::: DATA SUPPLIED :::
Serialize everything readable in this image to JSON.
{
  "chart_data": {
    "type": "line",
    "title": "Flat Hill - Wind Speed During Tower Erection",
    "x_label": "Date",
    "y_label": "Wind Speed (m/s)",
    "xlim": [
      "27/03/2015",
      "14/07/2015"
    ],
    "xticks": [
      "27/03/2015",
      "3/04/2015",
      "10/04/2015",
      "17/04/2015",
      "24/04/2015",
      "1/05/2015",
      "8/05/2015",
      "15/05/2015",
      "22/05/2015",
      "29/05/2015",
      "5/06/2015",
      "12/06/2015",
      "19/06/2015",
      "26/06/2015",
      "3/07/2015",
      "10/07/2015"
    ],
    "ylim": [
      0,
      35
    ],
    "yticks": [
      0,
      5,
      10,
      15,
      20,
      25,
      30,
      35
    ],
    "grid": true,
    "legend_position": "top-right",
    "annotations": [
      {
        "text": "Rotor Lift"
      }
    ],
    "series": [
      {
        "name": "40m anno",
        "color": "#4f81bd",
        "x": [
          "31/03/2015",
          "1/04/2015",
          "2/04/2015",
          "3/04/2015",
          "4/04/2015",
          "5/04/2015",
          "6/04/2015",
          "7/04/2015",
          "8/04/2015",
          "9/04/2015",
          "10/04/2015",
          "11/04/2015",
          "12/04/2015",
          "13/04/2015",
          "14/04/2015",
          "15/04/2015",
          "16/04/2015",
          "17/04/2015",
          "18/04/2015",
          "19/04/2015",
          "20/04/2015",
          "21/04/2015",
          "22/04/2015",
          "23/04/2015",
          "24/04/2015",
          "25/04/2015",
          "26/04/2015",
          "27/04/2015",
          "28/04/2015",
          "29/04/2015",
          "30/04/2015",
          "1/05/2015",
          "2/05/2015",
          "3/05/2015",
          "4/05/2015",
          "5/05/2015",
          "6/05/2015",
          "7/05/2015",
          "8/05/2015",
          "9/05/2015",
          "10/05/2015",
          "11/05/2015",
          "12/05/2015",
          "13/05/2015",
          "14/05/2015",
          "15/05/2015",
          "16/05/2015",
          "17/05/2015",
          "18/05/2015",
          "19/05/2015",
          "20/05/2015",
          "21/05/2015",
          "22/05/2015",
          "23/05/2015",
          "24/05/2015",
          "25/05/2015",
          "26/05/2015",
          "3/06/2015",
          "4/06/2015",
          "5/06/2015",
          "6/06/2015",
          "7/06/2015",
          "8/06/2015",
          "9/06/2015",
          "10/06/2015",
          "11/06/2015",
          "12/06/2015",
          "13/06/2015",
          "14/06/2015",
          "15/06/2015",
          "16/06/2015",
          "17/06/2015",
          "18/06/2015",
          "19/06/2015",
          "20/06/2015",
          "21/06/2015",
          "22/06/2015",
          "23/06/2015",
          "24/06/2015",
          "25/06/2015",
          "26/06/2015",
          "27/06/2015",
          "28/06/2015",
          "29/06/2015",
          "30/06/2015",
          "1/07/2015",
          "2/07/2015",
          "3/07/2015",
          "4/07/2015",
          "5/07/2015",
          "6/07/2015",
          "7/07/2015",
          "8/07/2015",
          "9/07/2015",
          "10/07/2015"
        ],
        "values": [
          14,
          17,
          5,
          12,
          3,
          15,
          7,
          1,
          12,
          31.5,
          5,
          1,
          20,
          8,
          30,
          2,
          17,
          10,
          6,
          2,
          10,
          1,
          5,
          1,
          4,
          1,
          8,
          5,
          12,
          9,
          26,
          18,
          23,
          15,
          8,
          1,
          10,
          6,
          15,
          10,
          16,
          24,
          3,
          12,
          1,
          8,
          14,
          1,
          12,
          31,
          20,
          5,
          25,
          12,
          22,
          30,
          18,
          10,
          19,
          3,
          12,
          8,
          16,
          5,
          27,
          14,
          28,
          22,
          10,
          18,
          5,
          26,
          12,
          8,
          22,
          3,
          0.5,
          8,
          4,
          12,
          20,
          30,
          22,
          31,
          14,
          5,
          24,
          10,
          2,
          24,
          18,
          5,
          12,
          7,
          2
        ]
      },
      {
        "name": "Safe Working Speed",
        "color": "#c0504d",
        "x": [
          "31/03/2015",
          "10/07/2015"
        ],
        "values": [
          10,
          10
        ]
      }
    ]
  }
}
:::
§ REQUIRED TASK: Go through the lines above. Select every one that has the string "Wind".

§ WRITTEN RESPONSE:
    "title": "Flat Hill - Wind Speed During Tower Erection",
    "y_label": "Wind Speed (m/s)",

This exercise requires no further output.